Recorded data

________

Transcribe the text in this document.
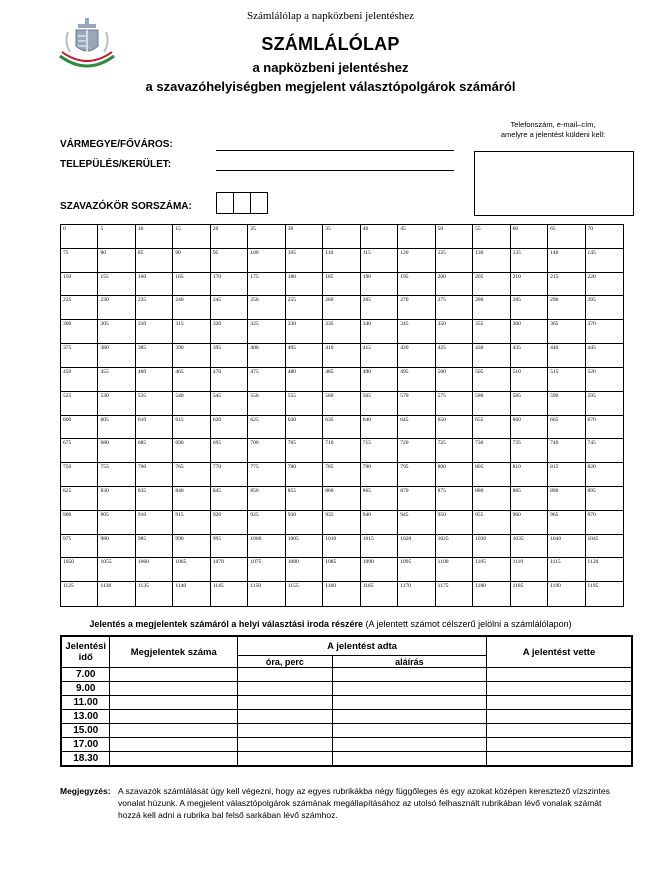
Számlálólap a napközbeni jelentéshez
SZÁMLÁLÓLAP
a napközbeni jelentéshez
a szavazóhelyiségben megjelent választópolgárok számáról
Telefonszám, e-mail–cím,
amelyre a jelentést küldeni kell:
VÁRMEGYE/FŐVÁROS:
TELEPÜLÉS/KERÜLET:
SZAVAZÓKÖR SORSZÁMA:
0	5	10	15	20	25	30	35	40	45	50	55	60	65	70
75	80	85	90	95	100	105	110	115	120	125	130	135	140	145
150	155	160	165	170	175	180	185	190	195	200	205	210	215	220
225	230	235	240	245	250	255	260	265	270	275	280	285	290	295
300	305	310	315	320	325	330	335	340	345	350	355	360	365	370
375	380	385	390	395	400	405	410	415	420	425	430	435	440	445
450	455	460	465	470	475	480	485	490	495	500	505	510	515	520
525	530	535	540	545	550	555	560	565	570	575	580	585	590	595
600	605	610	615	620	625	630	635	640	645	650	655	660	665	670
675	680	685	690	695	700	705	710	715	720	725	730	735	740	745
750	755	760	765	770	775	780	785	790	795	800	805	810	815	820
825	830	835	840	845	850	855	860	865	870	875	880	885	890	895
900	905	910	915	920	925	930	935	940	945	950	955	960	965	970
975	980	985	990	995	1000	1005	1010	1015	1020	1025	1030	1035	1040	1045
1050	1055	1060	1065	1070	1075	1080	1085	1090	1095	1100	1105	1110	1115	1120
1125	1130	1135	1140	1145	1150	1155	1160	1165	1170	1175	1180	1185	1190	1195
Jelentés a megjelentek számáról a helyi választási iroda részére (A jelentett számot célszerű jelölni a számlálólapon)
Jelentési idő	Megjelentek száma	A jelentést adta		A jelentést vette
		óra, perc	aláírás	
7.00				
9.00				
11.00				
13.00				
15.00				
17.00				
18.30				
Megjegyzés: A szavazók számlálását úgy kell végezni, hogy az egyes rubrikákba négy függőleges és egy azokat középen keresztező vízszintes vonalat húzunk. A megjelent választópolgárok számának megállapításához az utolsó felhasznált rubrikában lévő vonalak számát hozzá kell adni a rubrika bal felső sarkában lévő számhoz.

________

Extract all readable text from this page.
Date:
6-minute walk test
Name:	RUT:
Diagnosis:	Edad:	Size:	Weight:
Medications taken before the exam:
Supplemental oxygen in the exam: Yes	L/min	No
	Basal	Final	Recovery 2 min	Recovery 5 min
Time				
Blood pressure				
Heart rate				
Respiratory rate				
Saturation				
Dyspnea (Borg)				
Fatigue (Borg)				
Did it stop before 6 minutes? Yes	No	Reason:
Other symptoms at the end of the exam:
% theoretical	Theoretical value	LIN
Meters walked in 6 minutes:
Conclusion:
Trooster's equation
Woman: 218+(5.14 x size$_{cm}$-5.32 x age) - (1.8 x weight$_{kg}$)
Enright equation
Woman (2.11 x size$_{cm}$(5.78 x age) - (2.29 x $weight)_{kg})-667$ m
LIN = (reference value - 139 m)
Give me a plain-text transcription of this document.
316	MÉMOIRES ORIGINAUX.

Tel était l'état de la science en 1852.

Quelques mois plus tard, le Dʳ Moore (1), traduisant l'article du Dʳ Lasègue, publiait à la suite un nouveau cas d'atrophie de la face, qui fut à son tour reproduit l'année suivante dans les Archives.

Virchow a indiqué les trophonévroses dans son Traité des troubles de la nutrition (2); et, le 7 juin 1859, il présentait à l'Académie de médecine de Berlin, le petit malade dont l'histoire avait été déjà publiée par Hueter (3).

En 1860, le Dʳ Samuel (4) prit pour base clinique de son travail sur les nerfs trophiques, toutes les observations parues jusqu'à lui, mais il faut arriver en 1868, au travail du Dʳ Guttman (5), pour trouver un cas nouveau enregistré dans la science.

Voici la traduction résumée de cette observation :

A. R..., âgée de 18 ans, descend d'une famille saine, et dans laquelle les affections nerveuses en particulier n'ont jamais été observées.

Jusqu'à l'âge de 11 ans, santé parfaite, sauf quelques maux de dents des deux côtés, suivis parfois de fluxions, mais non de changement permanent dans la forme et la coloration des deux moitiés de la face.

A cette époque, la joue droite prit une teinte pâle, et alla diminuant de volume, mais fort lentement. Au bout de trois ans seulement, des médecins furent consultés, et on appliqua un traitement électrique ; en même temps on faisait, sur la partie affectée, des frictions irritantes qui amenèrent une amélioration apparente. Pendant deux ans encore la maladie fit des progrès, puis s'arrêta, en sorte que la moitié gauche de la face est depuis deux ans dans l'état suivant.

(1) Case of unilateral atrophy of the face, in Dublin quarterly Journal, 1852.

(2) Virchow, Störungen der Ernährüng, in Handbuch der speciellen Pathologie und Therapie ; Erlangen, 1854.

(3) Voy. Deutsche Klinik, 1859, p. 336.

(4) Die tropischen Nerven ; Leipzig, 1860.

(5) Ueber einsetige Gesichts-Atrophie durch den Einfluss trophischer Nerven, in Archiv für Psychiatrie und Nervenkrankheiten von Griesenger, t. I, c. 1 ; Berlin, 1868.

________

## Directions
Go through the records and copy each line with "választópolgárok" in it.

## Answer to this task
a szavazóhelyiségben megjelent választópolgárok számáról
Megjegyzés: A szavazók számlálását úgy kell végezni, hogy az egyes rubrikákba négy függőleges és egy azokat középen keresztező vízszintes vonalat húzunk. A megjelent választópolgárok számának megállapításához az utolsó felhasznált rubrikában lévő vonalak számát hozzá kell adni a rubrika bal felső sarkában lévő számhoz.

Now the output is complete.